(Extracted records)
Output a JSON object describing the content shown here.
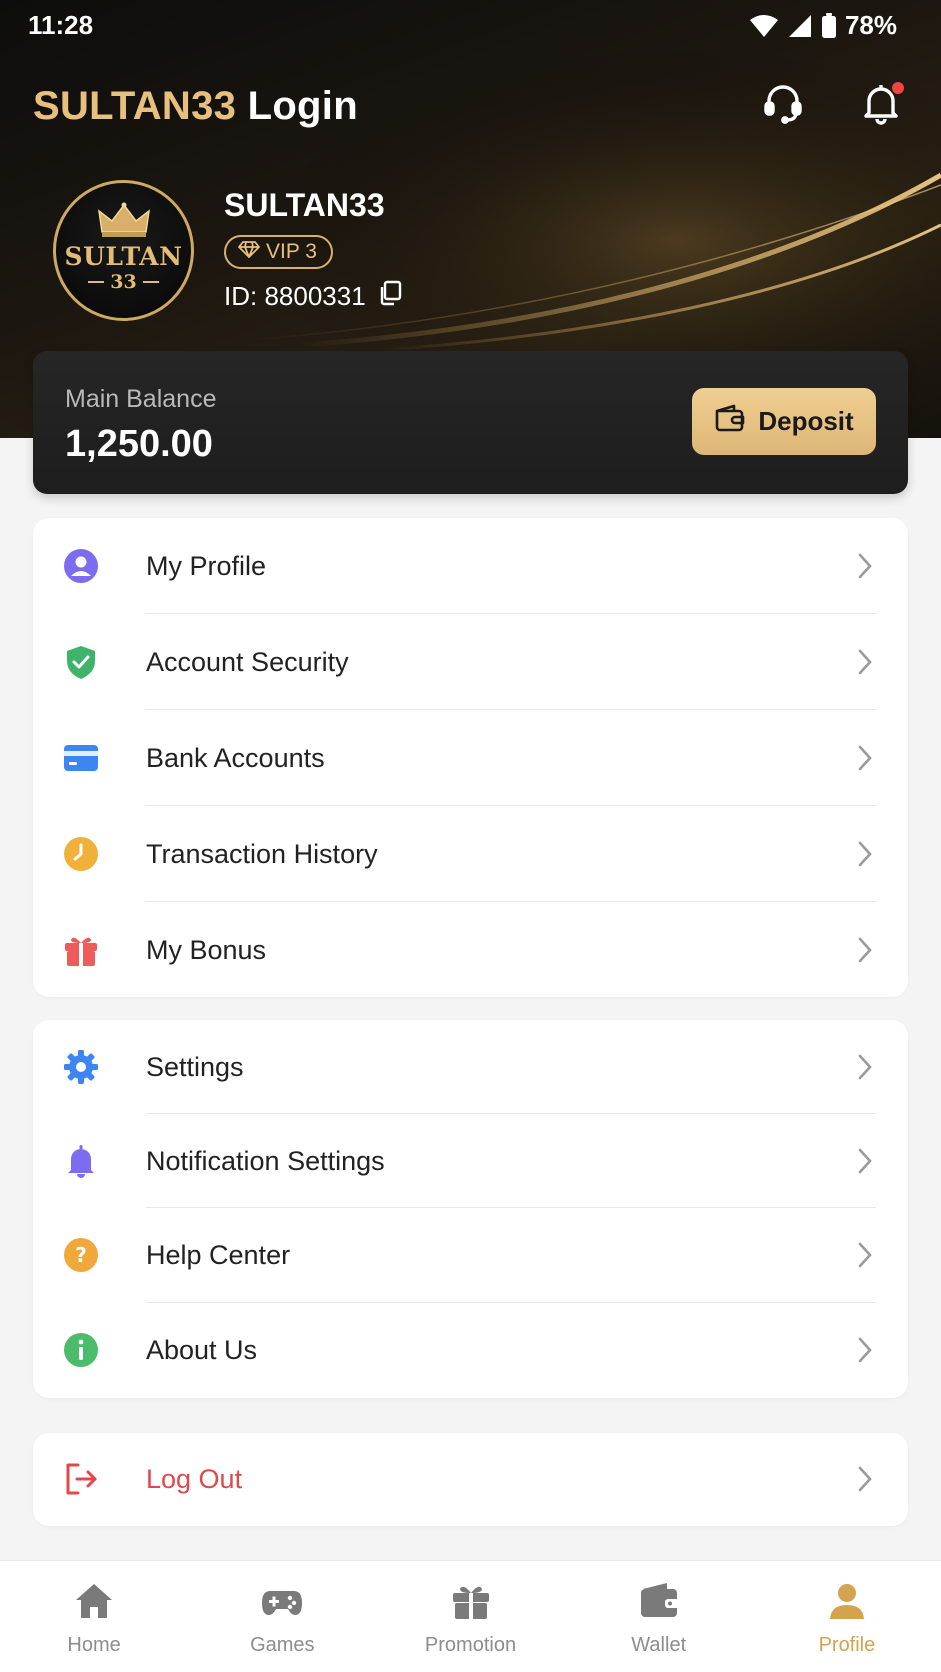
{
  "status_bar": {
    "time": "11:28",
    "battery": "78%"
  },
  "header": {
    "title_brand": "SULTAN33",
    "title_suffix": "Login",
    "support_icon": "headset-icon",
    "bell_icon": "bell-icon",
    "has_notification": true
  },
  "profile": {
    "avatar_text_top": "SULTAN",
    "avatar_text_bottom": "33",
    "username": "SULTAN33",
    "vip_label": "VIP 3",
    "id_text": "ID: 8800331"
  },
  "balance": {
    "label": "Main Balance",
    "value": "1,250.00",
    "deposit_label": "Deposit"
  },
  "menu_group_1": [
    {
      "label": "My Profile",
      "icon": "user-icon",
      "color": "#7c6cf0"
    },
    {
      "label": "Account Security",
      "icon": "shield-check-icon",
      "color": "#3fb36b"
    },
    {
      "label": "Bank Accounts",
      "icon": "credit-card-icon",
      "color": "#3d86f2"
    },
    {
      "label": "Transaction History",
      "icon": "clock-icon",
      "color": "#f0b13b"
    },
    {
      "label": "My Bonus",
      "icon": "gift-icon",
      "color": "#ee5b5b"
    }
  ],
  "menu_group_2": [
    {
      "label": "Settings",
      "icon": "gear-icon",
      "color": "#3d86f2"
    },
    {
      "label": "Notification Settings",
      "icon": "bell-icon",
      "color": "#7c6cf0"
    },
    {
      "label": "Help Center",
      "icon": "question-icon",
      "color": "#f0a83b"
    },
    {
      "label": "About Us",
      "icon": "info-icon",
      "color": "#4cbb6a"
    }
  ],
  "logout": {
    "label": "Log Out",
    "icon": "logout-icon",
    "color": "#e0484a"
  },
  "tabs": [
    {
      "label": "Home",
      "icon": "home-icon",
      "active": false
    },
    {
      "label": "Games",
      "icon": "gamepad-icon",
      "active": false
    },
    {
      "label": "Promotion",
      "icon": "gift-icon",
      "active": false
    },
    {
      "label": "Wallet",
      "icon": "wallet-icon",
      "active": false
    },
    {
      "label": "Profile",
      "icon": "person-icon",
      "active": true
    }
  ],
  "colors": {
    "gold": "#e7c07f",
    "active_tab": "#d4a34f",
    "danger": "#e0484a"
  }
}
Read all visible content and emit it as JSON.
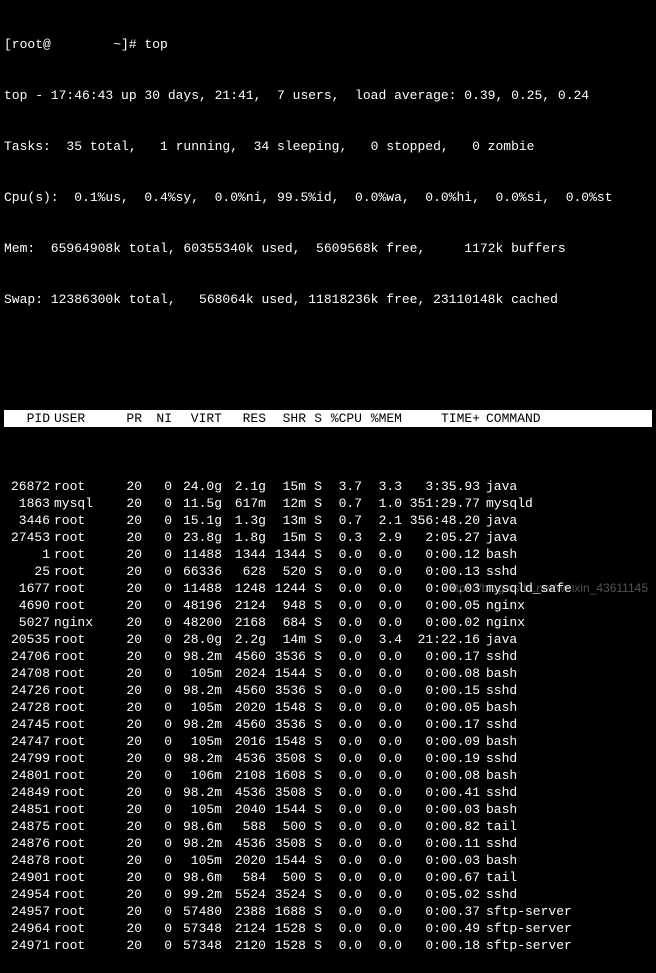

INSTRUCTIONS FOR THE TASK => Reproduce the material word for word, minus the images.

EXPECTED ANSWER =>
Output a JSON object describing the content shown here.
{
  "status_bar": {
    "time": "11:28",
    "battery": "78%"
  },
  "header": {
    "title_brand": "SULTAN33",
    "title_suffix": "Login",
    "support_icon": "headset-icon",
    "bell_icon": "bell-icon",
    "has_notification": true
  },
  "profile": {
    "avatar_text_top": "SULTAN",
    "avatar_text_bottom": "33",
    "username": "SULTAN33",
    "vip_label": "VIP 3",
    "id_text": "ID: 8800331"
  },
  "balance": {
    "label": "Main Balance",
    "value": "1,250.00",
    "deposit_label": "Deposit"
  },
  "menu_group_1": [
    {
      "label": "My Profile",
      "icon": "user-icon",
      "color": "#7c6cf0"
    },
    {
      "label": "Account Security",
      "icon": "shield-check-icon",
      "color": "#3fb36b"
    },
    {
      "label": "Bank Accounts",
      "icon": "credit-card-icon",
      "color": "#3d86f2"
    },
    {
      "label": "Transaction History",
      "icon": "clock-icon",
      "color": "#f0b13b"
    },
    {
      "label": "My Bonus",
      "icon": "gift-icon",
      "color": "#ee5b5b"
    }
  ],
  "menu_group_2": [
    {
      "label": "Settings",
      "icon": "gear-icon",
      "color": "#3d86f2"
    },
    {
      "label": "Notification Settings",
      "icon": "bell-icon",
      "color": "#7c6cf0"
    },
    {
      "label": "Help Center",
      "icon": "question-icon",
      "color": "#f0a83b"
    },
    {
      "label": "About Us",
      "icon": "info-icon",
      "color": "#4cbb6a"
    }
  ],
  "logout": {
    "label": "Log Out",
    "icon": "logout-icon",
    "color": "#e0484a"
  },
  "tabs": [
    {
      "label": "Home",
      "icon": "home-icon",
      "active": false
    },
    {
      "label": "Games",
      "icon": "gamepad-icon",
      "active": false
    },
    {
      "label": "Promotion",
      "icon": "gift-icon",
      "active": false
    },
    {
      "label": "Wallet",
      "icon": "wallet-icon",
      "active": false
    },
    {
      "label": "Profile",
      "icon": "person-icon",
      "active": true
    }
  ],
  "colors": {
    "gold": "#e7c07f",
    "active_tab": "#d4a34f",
    "danger": "#e0484a"
  }
}
Read all visible content and emit it as JSON.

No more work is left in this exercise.